CHALLENGE:
Pull out every line with the word "SFTP".
------------
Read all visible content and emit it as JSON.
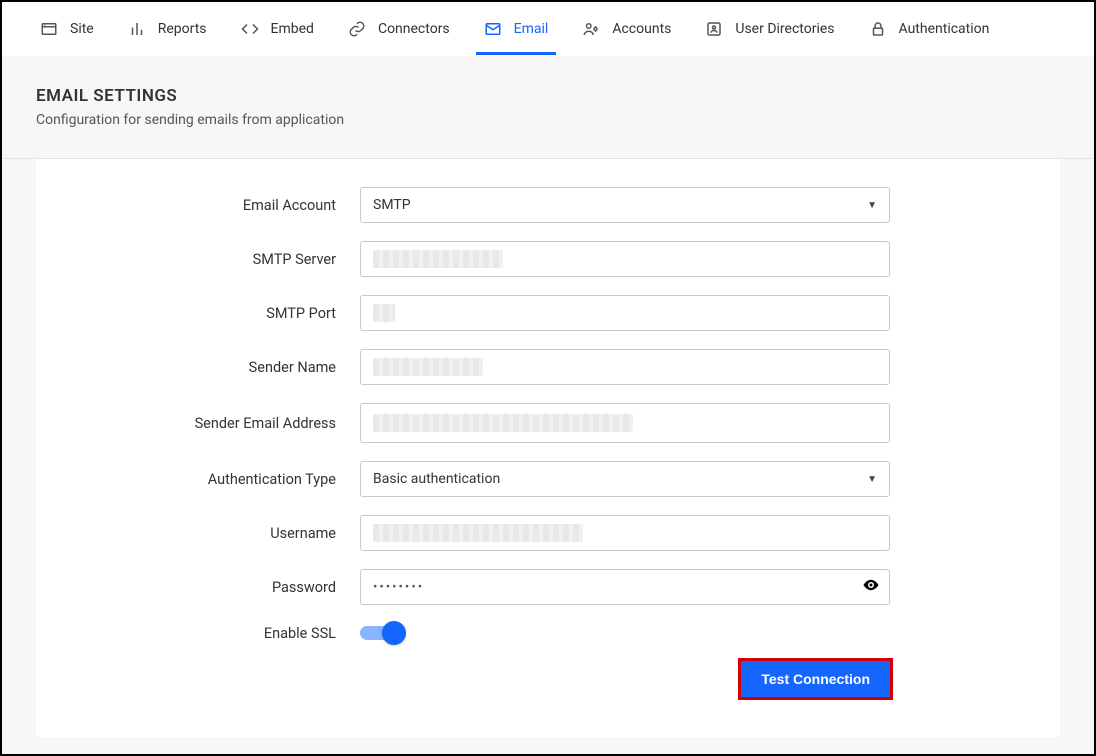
{
  "tabs": [
    {
      "label": "Site",
      "icon": "site"
    },
    {
      "label": "Reports",
      "icon": "reports"
    },
    {
      "label": "Embed",
      "icon": "embed"
    },
    {
      "label": "Connectors",
      "icon": "connectors"
    },
    {
      "label": "Email",
      "icon": "email",
      "active": true
    },
    {
      "label": "Accounts",
      "icon": "accounts"
    },
    {
      "label": "User Directories",
      "icon": "user-directories"
    },
    {
      "label": "Authentication",
      "icon": "authentication"
    }
  ],
  "header": {
    "title": "EMAIL SETTINGS",
    "subtitle": "Configuration for sending emails from application"
  },
  "form": {
    "email_account": {
      "label": "Email Account",
      "value": "SMTP"
    },
    "smtp_server": {
      "label": "SMTP Server",
      "value": ""
    },
    "smtp_port": {
      "label": "SMTP Port",
      "value": ""
    },
    "sender_name": {
      "label": "Sender Name",
      "value": ""
    },
    "sender_email": {
      "label": "Sender Email Address",
      "value": ""
    },
    "auth_type": {
      "label": "Authentication Type",
      "value": "Basic authentication"
    },
    "username": {
      "label": "Username",
      "value": ""
    },
    "password": {
      "label": "Password",
      "value": "••••••••"
    },
    "enable_ssl": {
      "label": "Enable SSL",
      "value": true
    }
  },
  "actions": {
    "test_connection": "Test Connection"
  }
}
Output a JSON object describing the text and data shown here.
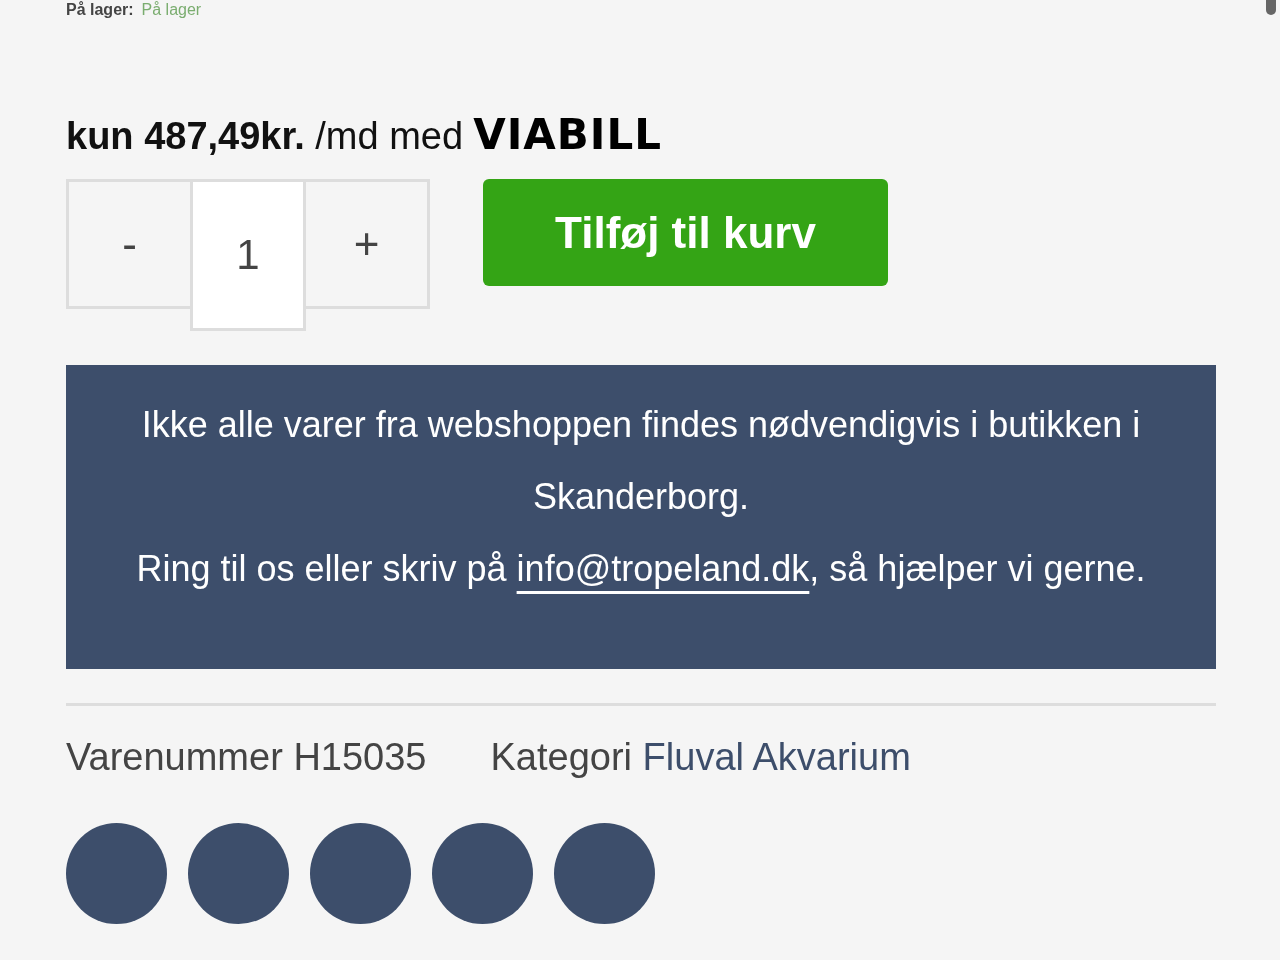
{
  "stock": {
    "label": "På lager:",
    "value": "På lager"
  },
  "financing": {
    "prefix": "kun",
    "amount": "487,49kr.",
    "suffix": "/md med",
    "provider": "VIABILL"
  },
  "quantity": {
    "minus": "-",
    "value": "1",
    "plus": "+"
  },
  "add_to_cart": "Tilføj til kurv",
  "notice": {
    "line1": "Ikke alle varer fra webshoppen findes nødvendigvis i butikken i Skanderborg.",
    "line2_before": "Ring til os eller skriv på",
    "link": "info@tropeland.dk",
    "line2_after": ", så hjælper vi gerne."
  },
  "meta": {
    "sku_label": "Varenummer",
    "sku": "H15035",
    "category_label": "Kategori",
    "category": "Fluval Akvarium"
  },
  "share_buttons": [
    {
      "kind": "circle"
    },
    {
      "kind": "circle"
    },
    {
      "kind": "circle"
    },
    {
      "kind": "circle"
    },
    {
      "kind": "circle"
    }
  ]
}
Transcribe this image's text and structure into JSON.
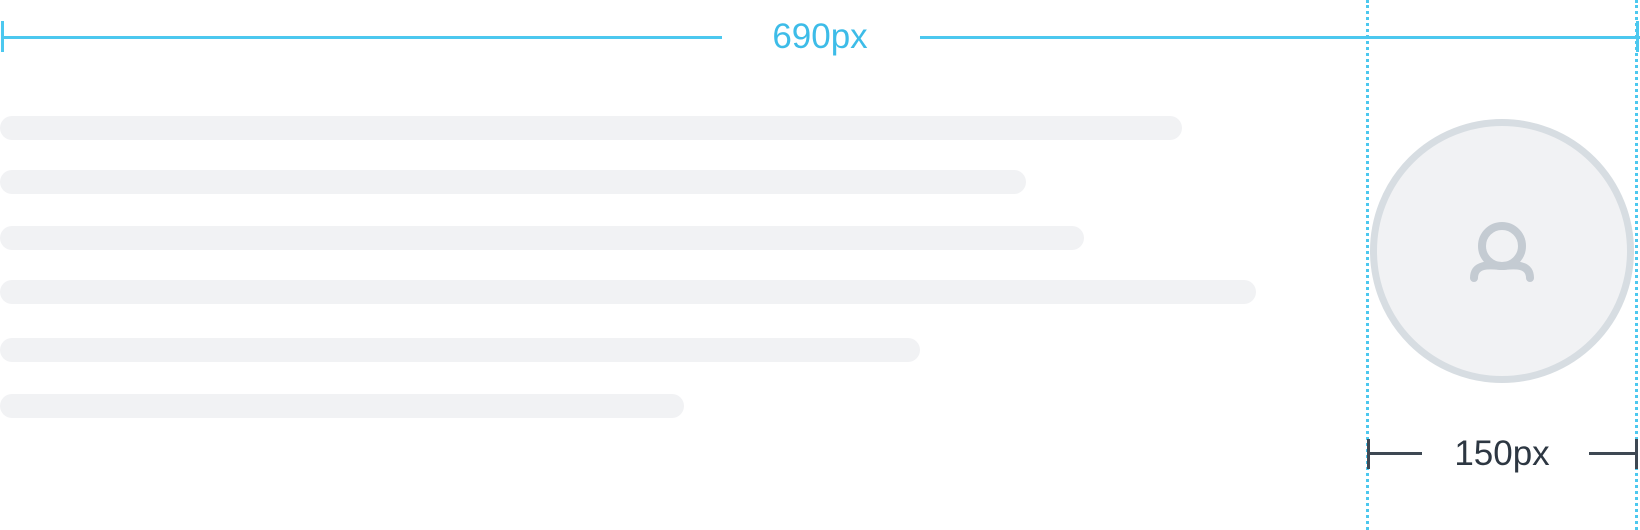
{
  "container_width_label": "690px",
  "avatar_width_label": "150px",
  "avatar": {
    "icon": "user-icon"
  },
  "skeleton_line_count": 6,
  "colors": {
    "guide": "#4cc8ef",
    "dimension_text": "#3dbce8",
    "dark_dimension": "#3e4853",
    "placeholder": "#f1f2f4",
    "avatar_border": "#d7dde2",
    "icon": "#c4cbd2"
  }
}
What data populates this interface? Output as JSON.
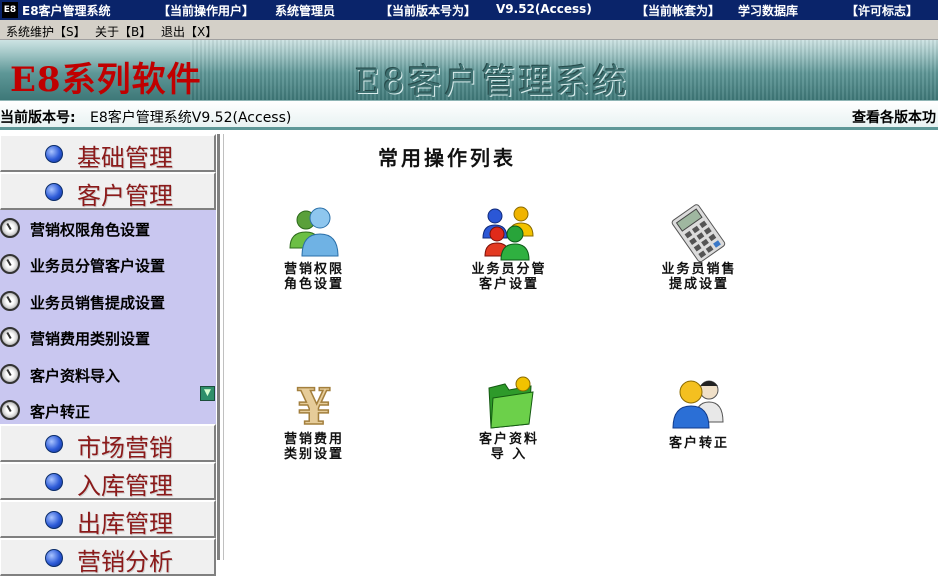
{
  "titlebar": {
    "app_icon": "E8",
    "app_title": "E8客户管理系统",
    "user_label": "【当前操作用户】",
    "user_value": "系统管理员",
    "version_label": "【当前版本号为】",
    "version_value": "V9.52(Access)",
    "account_label": "【当前帐套为】",
    "account_value": "学习数据库",
    "license_label": "【许可标志】"
  },
  "menubar": {
    "items": [
      "系统维护【S】",
      "关于【B】",
      "退出【X】"
    ]
  },
  "banner": {
    "brand": "E8系列软件",
    "system_name": "E8客户管理系统"
  },
  "versionbar": {
    "label": "当前版本号:",
    "value": "E8客户管理系统V9.52(Access)",
    "link": "查看各版本功"
  },
  "sidebar": {
    "categories_top": [
      "基础管理",
      "客户管理"
    ],
    "sub_items": [
      "营销权限角色设置",
      "业务员分管客户设置",
      "业务员销售提成设置",
      "营销费用类别设置",
      "客户资料导入",
      "客户转正"
    ],
    "categories_bottom": [
      "市场营销",
      "入库管理",
      "出库管理",
      "营销分析"
    ]
  },
  "main": {
    "title": "常用操作列表",
    "operations": [
      {
        "label": "营销权限\n角色设置",
        "icon": "two-users-icon"
      },
      {
        "label": "业务员分管\n客户设置",
        "icon": "user-group-icon"
      },
      {
        "label": "业务员销售\n提成设置",
        "icon": "calculator-icon"
      },
      {
        "label": "营销费用\n类别设置",
        "icon": "yen-icon"
      },
      {
        "label": "客户资料\n导  入",
        "icon": "folder-icon"
      },
      {
        "label": "客户转正",
        "icon": "user-promote-icon"
      }
    ]
  },
  "colors": {
    "titlebar_bg": "#0a246a",
    "banner_brand": "#c00000",
    "category_text": "#8b1a1a",
    "subpanel_bg": "#c9c7f0"
  }
}
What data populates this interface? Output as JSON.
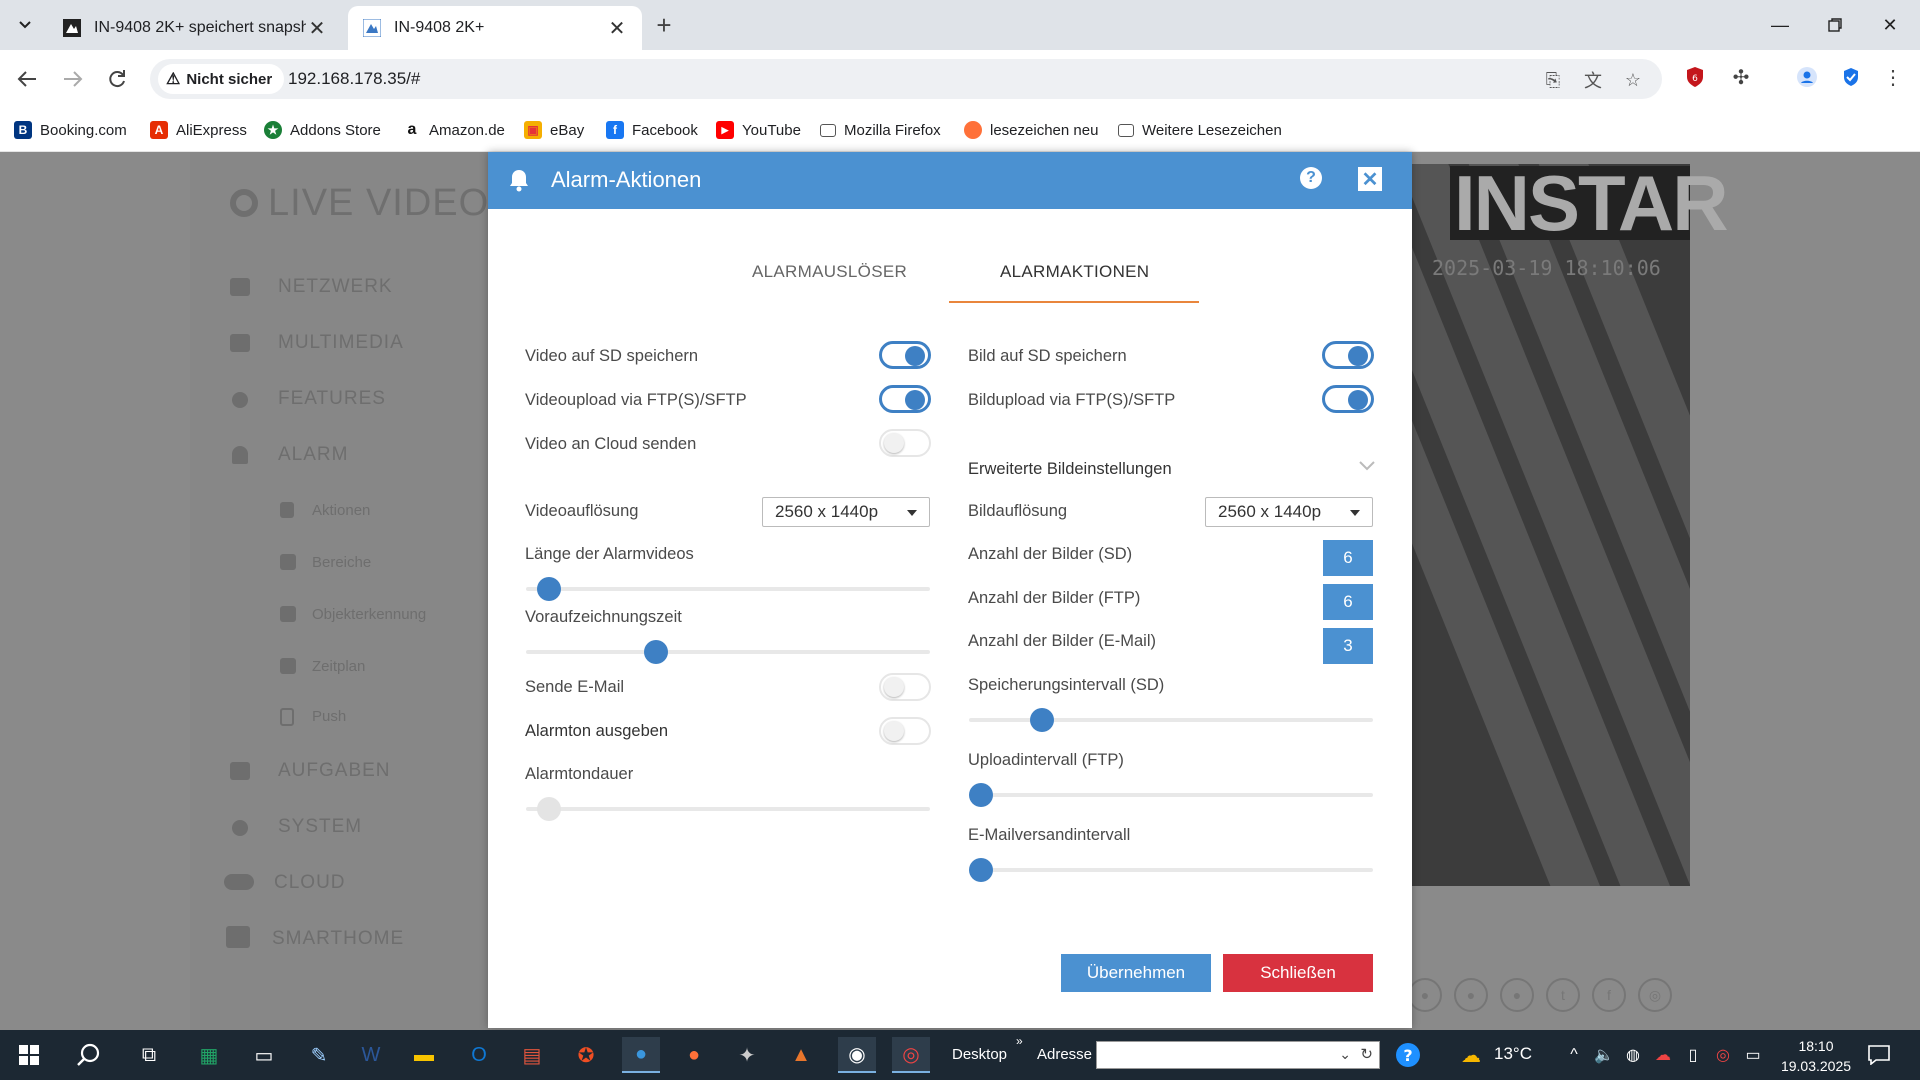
{
  "browser": {
    "tabs": [
      {
        "title": "IN-9408 2K+ speichert snapsho",
        "active": false
      },
      {
        "title": "IN-9408 2K+",
        "active": true
      }
    ],
    "security_label": "Nicht sicher",
    "url": "192.168.178.35/#",
    "bookmarks": [
      {
        "label": "Booking.com",
        "icon": "booking-icon",
        "color": "#003580"
      },
      {
        "label": "AliExpress",
        "icon": "aliexpress-icon",
        "color": "#e62e04"
      },
      {
        "label": "Addons Store",
        "icon": "addons-icon",
        "color": "#1a7f37"
      },
      {
        "label": "Amazon.de",
        "icon": "amazon-icon",
        "color": "#111111"
      },
      {
        "label": "eBay",
        "icon": "ebay-icon",
        "color": "#e53238"
      },
      {
        "label": "Facebook",
        "icon": "facebook-icon",
        "color": "#1877f2"
      },
      {
        "label": "YouTube",
        "icon": "youtube-icon",
        "color": "#ff0000"
      },
      {
        "label": "Mozilla Firefox",
        "icon": "folder-icon",
        "color": "#555555"
      },
      {
        "label": "lesezeichen neu",
        "icon": "firefox-icon",
        "color": "#ff7139"
      },
      {
        "label": "Weitere Lesezeichen",
        "icon": "folder-icon",
        "color": "#555555"
      }
    ]
  },
  "background": {
    "title": "LIVE VIDEO",
    "nav": [
      "NETZWERK",
      "MULTIMEDIA",
      "FEATURES",
      "ALARM",
      "AUFGABEN",
      "SYSTEM",
      "CLOUD",
      "SMARTHOME"
    ],
    "alarm_sub": [
      "Aktionen",
      "Bereiche",
      "Objekterkennung",
      "Zeitplan",
      "Push"
    ],
    "brand": "INSTAR",
    "camera_timestamp": "2025-03-19 18:10:06"
  },
  "modal": {
    "title": "Alarm-Aktionen",
    "tabs": [
      "ALARMAUSLÖSER",
      "ALARMAKTIONEN"
    ],
    "active_tab": "ALARMAKTIONEN",
    "left": {
      "video_sd": {
        "label": "Video auf SD speichern",
        "on": true
      },
      "video_ftp": {
        "label": "Videoupload via FTP(S)/SFTP",
        "on": true
      },
      "video_cloud": {
        "label": "Video an Cloud senden",
        "on": false
      },
      "resolution": {
        "label": "Videoauflösung",
        "value": "2560 x 1440p"
      },
      "length": {
        "label": "Länge der Alarmvideos",
        "level": 0.03
      },
      "prerecord": {
        "label": "Voraufzeichnungszeit",
        "level": 0.31
      },
      "email": {
        "label": "Sende E-Mail",
        "on": false
      },
      "alarmtone": {
        "label": "Alarmton ausgeben",
        "on": false
      },
      "tone_duration": {
        "label": "Alarmtondauer",
        "level": 0.03
      }
    },
    "right": {
      "image_sd": {
        "label": "Bild auf SD speichern",
        "on": true
      },
      "image_ftp": {
        "label": "Bildupload via FTP(S)/SFTP",
        "on": true
      },
      "advanced": {
        "label": "Erweiterte Bildeinstellungen"
      },
      "resolution": {
        "label": "Bildauflösung",
        "value": "2560 x 1440p"
      },
      "count_sd": {
        "label": "Anzahl der Bilder (SD)",
        "value": "6"
      },
      "count_ftp": {
        "label": "Anzahl der Bilder (FTP)",
        "value": "6"
      },
      "count_email": {
        "label": "Anzahl der Bilder (E-Mail)",
        "value": "3"
      },
      "interval_sd": {
        "label": "Speicherungsintervall (SD)",
        "level": 0.16
      },
      "interval_ftp": {
        "label": "Uploadintervall (FTP)",
        "level": 0.0
      },
      "interval_email": {
        "label": "E-Mailversandintervall",
        "level": 0.0
      }
    },
    "buttons": {
      "apply": "Übernehmen",
      "close": "Schließen"
    }
  },
  "taskbar": {
    "desktop_label": "Desktop",
    "address_label": "Adresse",
    "weather": "13°C",
    "time": "18:10",
    "date": "19.03.2025"
  }
}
------------
FULL RESPONSE:
        "label": "Videoupload via FTP(S)/SFTP",
        "label": "Bildupload via FTP(S)/SFTP",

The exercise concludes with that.